Directive
Pull out all lines from the listing below in which the word "Триину" appears.

-*-*-

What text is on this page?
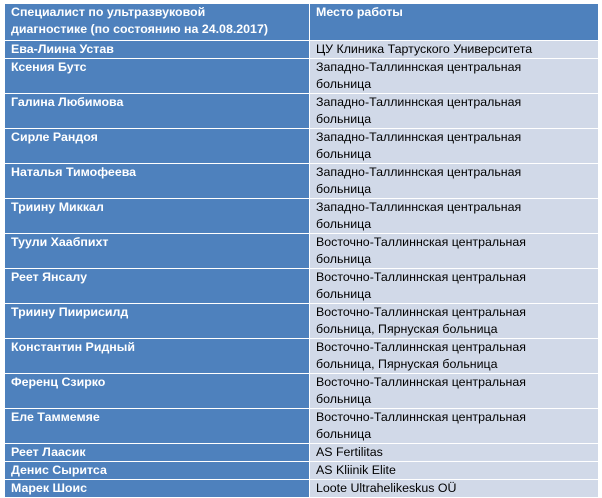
Специалист по ультразвуковой
диагностике (по состоянию на 24.08.2017)	Место работы

Ева-Лиина Устав	ЦУ Клиника Тартуского Университета

Ксения Бутс	Западно-Таллиннская центральная
больница

Галина Любимова	Западно-Таллиннская центральная
больница

Сирле Рандоя	Западно-Таллиннская центральная
больница

Наталья Тимофеева	Западно-Таллиннская центральная
больница

Триину Миккал	Западно-Таллиннская центральная
больница

Туули Хаабпихт	Восточно-Таллиннская центральная
больница

Реет Янсалу	Восточно-Таллиннская центральная
больница

Триину Пиирисилд	Восточно-Таллиннская центральная
больница, Пярнуская больница

Константин Ридный	Восточно-Таллиннская центральная
больница, Пярнуская больница

Ференц Сзирко	Восточно-Таллиннская центральная
больница

Еле Таммемяе	Восточно-Таллиннская центральная
больница

Реет Лаасик	AS Fertilitas

Денис Сыритса	AS Kliinik Elite

Марек Шоис	Loote Ultrahelikeskus OÜ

-*-*-

Full output
Триину Миккал	Западно-Таллиннская центральная
Триину Пиирисилд	Восточно-Таллиннская центральная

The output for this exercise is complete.